--- start of Task data ---

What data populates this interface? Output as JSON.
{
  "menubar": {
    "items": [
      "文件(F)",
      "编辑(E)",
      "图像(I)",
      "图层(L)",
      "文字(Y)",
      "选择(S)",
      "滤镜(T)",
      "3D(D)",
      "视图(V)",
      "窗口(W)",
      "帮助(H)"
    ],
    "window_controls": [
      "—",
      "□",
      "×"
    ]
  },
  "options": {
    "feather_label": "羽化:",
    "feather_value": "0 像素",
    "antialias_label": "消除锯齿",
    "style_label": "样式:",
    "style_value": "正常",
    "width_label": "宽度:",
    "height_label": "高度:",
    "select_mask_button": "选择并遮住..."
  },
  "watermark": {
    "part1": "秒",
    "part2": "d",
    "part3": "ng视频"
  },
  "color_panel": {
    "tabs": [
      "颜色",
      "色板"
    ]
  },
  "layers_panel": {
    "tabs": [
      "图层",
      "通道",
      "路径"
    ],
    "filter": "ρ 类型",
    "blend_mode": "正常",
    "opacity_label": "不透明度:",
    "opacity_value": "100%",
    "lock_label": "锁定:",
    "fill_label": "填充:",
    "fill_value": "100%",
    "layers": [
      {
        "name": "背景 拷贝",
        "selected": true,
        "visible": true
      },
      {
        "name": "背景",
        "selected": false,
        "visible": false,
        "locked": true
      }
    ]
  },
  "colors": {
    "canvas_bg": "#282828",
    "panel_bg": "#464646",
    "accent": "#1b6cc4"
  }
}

--- end of Task data ---

Of all the lines in the material above, how many contain the word "true"? Give only the count.

**Exercise response**: 3